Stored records

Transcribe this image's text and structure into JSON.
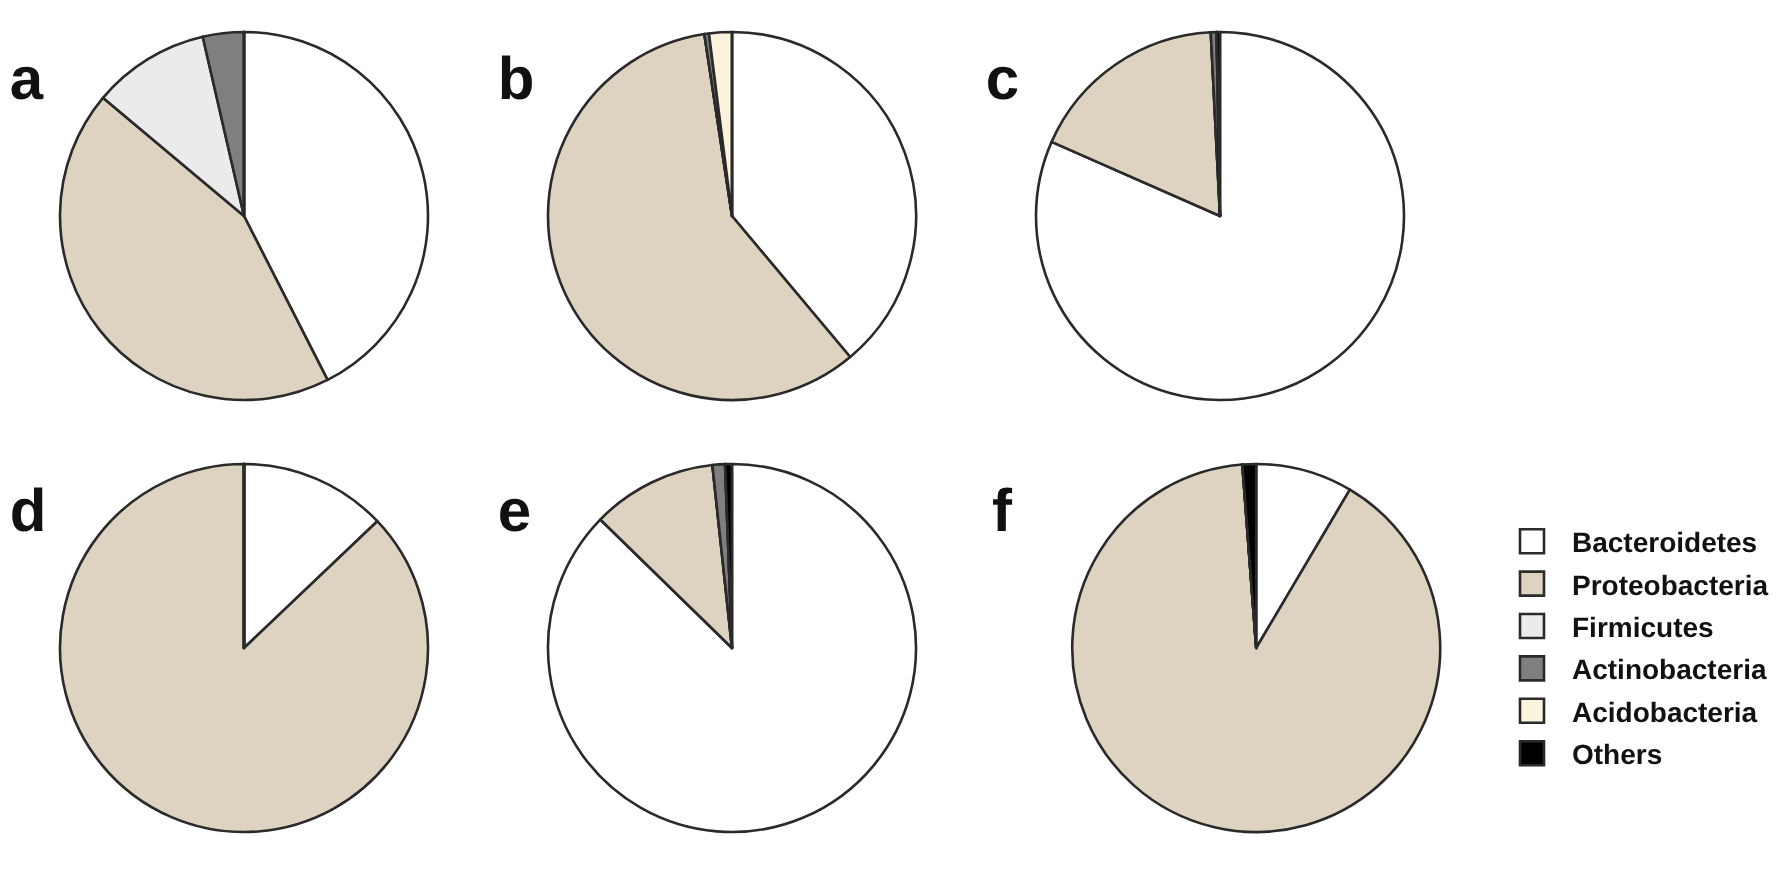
{
  "chart_data": [
    {
      "type": "pie",
      "title": "a",
      "categories": [
        null,
        null,
        null,
        null,
        null,
        null
      ],
      "values": [
        42.5,
        43.6,
        10.3,
        3.6,
        0,
        0
      ],
      "colors": [
        "#ffffff",
        "#ddd3c0",
        "#ebebeb",
        "#7f7f7f",
        "#fbf3dc",
        "#000000"
      ]
    },
    {
      "type": "pie",
      "title": "b",
      "categories": [
        null,
        null,
        null,
        null,
        null,
        null
      ],
      "values": [
        38.9,
        58.7,
        0,
        0.4,
        2.0,
        0
      ],
      "colors": [
        "#ffffff",
        "#ddd3c0",
        "#ebebeb",
        "#7f7f7f",
        "#fbf3dc",
        "#000000"
      ]
    },
    {
      "type": "pie",
      "title": "c",
      "categories": [
        null,
        null,
        null,
        null,
        null,
        null
      ],
      "values": [
        81.6,
        17.6,
        0,
        0.5,
        0,
        0.3
      ],
      "colors": [
        "#ffffff",
        "#ddd3c0",
        "#ebebeb",
        "#7f7f7f",
        "#fbf3dc",
        "#000000"
      ]
    },
    {
      "type": "pie",
      "title": "d",
      "categories": [
        null,
        null,
        null,
        null,
        null,
        null
      ],
      "values": [
        12.9,
        87.1,
        0,
        0,
        0,
        0
      ],
      "colors": [
        "#ffffff",
        "#ddd3c0",
        "#ebebeb",
        "#7f7f7f",
        "#fbf3dc",
        "#000000"
      ]
    },
    {
      "type": "pie",
      "title": "e",
      "categories": [
        null,
        null,
        null,
        null,
        null,
        null
      ],
      "values": [
        87.3,
        11.0,
        0,
        1.1,
        0,
        0.6
      ],
      "colors": [
        "#ffffff",
        "#ddd3c0",
        "#ebebeb",
        "#7f7f7f",
        "#fbf3dc",
        "#000000"
      ]
    },
    {
      "type": "pie",
      "title": "f",
      "categories": [
        "Bacteroidetes",
        "Proteobacteria",
        "Firmicutes",
        "Actinobacteria",
        "Acidobacteria",
        "Others"
      ],
      "values": [
        8.5,
        90.3,
        0,
        0,
        0,
        1.2
      ],
      "colors": [
        "#ffffff",
        "#ddd3c0",
        "#ebebeb",
        "#7f7f7f",
        "#fbf3dc",
        "#000000"
      ],
      "legend": "right"
    }
  ]
}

**Your goal**. Would you give the data above again word for word, skipping any images?

**Task output**.
Transcribe this image's text and structure into JSON.
{
  "chart_data": [
    {
      "type": "pie",
      "title": "a",
      "categories": [
        null,
        null,
        null,
        null,
        null,
        null
      ],
      "values": [
        42.5,
        43.6,
        10.3,
        3.6,
        0,
        0
      ],
      "colors": [
        "#ffffff",
        "#ddd3c0",
        "#ebebeb",
        "#7f7f7f",
        "#fbf3dc",
        "#000000"
      ]
    },
    {
      "type": "pie",
      "title": "b",
      "categories": [
        null,
        null,
        null,
        null,
        null,
        null
      ],
      "values": [
        38.9,
        58.7,
        0,
        0.4,
        2.0,
        0
      ],
      "colors": [
        "#ffffff",
        "#ddd3c0",
        "#ebebeb",
        "#7f7f7f",
        "#fbf3dc",
        "#000000"
      ]
    },
    {
      "type": "pie",
      "title": "c",
      "categories": [
        null,
        null,
        null,
        null,
        null,
        null
      ],
      "values": [
        81.6,
        17.6,
        0,
        0.5,
        0,
        0.3
      ],
      "colors": [
        "#ffffff",
        "#ddd3c0",
        "#ebebeb",
        "#7f7f7f",
        "#fbf3dc",
        "#000000"
      ]
    },
    {
      "type": "pie",
      "title": "d",
      "categories": [
        null,
        null,
        null,
        null,
        null,
        null
      ],
      "values": [
        12.9,
        87.1,
        0,
        0,
        0,
        0
      ],
      "colors": [
        "#ffffff",
        "#ddd3c0",
        "#ebebeb",
        "#7f7f7f",
        "#fbf3dc",
        "#000000"
      ]
    },
    {
      "type": "pie",
      "title": "e",
      "categories": [
        null,
        null,
        null,
        null,
        null,
        null
      ],
      "values": [
        87.3,
        11.0,
        0,
        1.1,
        0,
        0.6
      ],
      "colors": [
        "#ffffff",
        "#ddd3c0",
        "#ebebeb",
        "#7f7f7f",
        "#fbf3dc",
        "#000000"
      ]
    },
    {
      "type": "pie",
      "title": "f",
      "categories": [
        "Bacteroidetes",
        "Proteobacteria",
        "Firmicutes",
        "Actinobacteria",
        "Acidobacteria",
        "Others"
      ],
      "values": [
        8.5,
        90.3,
        0,
        0,
        0,
        1.2
      ],
      "colors": [
        "#ffffff",
        "#ddd3c0",
        "#ebebeb",
        "#7f7f7f",
        "#fbf3dc",
        "#000000"
      ],
      "legend": "right"
    }
  ]
}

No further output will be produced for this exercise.